> REQUIREMENT
Give the number of lines that include the word "belüli", and nothing else.

> DATASET
####################
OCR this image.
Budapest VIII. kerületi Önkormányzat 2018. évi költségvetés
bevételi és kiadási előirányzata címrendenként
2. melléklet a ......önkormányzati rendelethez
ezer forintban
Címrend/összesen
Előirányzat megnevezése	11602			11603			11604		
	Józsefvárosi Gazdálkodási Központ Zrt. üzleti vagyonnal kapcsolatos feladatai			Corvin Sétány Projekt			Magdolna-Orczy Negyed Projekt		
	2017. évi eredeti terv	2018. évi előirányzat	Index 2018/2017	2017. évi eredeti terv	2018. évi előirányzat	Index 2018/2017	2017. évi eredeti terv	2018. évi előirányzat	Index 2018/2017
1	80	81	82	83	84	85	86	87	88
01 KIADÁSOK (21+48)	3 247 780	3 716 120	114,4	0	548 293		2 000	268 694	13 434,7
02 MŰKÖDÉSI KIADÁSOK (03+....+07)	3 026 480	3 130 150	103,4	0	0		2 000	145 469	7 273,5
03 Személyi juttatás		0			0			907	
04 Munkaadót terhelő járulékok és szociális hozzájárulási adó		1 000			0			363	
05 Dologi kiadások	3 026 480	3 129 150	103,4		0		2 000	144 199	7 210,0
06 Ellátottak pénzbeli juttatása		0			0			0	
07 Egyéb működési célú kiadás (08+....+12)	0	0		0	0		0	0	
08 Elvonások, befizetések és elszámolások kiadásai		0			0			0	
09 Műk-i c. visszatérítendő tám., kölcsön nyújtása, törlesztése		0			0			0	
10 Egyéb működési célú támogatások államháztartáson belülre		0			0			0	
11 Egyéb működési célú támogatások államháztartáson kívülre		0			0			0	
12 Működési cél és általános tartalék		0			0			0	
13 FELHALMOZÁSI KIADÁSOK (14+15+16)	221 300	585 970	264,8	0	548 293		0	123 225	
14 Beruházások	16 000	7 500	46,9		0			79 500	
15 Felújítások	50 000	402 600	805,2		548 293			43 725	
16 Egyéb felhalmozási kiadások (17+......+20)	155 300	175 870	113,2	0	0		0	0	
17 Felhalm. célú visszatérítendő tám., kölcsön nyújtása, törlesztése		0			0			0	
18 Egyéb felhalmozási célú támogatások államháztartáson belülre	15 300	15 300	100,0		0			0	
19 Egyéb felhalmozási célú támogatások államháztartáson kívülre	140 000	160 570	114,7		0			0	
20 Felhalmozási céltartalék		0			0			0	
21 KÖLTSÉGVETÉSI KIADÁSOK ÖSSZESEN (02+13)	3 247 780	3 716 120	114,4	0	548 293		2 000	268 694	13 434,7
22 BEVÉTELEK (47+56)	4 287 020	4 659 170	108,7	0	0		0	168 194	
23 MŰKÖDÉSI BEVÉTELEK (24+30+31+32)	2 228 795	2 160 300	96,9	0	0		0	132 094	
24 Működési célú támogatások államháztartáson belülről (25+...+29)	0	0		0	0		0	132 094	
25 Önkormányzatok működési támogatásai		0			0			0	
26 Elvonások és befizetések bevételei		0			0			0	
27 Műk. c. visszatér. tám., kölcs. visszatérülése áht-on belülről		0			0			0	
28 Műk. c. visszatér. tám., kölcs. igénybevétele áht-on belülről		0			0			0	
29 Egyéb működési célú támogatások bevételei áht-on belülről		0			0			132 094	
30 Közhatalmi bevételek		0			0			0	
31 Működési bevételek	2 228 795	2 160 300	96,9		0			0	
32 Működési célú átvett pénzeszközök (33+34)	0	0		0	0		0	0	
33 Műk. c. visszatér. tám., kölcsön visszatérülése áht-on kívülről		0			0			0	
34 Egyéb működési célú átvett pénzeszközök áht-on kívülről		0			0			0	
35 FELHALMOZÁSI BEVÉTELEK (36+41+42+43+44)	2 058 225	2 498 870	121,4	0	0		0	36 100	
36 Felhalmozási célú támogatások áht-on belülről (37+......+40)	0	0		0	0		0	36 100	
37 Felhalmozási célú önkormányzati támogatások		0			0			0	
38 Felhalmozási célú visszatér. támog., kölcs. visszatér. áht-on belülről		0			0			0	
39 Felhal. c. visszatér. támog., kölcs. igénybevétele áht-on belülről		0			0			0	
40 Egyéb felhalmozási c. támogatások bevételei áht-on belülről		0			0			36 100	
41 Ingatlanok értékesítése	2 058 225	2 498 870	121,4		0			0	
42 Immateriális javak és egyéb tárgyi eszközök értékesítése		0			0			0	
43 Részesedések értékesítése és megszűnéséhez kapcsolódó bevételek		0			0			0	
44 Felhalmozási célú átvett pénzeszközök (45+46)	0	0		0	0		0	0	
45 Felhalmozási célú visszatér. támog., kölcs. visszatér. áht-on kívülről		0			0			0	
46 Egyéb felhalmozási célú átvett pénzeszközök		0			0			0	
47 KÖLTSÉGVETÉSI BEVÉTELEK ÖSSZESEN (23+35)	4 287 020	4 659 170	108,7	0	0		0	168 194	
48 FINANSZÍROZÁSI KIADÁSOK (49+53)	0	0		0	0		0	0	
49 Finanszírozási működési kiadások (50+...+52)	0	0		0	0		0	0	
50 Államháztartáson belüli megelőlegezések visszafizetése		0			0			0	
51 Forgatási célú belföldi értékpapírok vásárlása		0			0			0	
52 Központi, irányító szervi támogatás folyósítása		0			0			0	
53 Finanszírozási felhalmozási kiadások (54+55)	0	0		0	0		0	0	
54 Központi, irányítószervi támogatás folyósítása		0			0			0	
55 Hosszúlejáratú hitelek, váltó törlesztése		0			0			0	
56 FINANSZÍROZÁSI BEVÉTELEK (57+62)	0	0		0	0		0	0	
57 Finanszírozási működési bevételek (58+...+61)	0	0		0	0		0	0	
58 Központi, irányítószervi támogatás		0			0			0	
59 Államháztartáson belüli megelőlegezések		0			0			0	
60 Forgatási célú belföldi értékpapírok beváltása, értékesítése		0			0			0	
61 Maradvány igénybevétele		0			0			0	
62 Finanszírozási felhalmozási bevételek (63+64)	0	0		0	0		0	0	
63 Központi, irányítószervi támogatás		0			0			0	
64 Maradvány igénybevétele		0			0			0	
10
####################
> TASK SOLUTION
2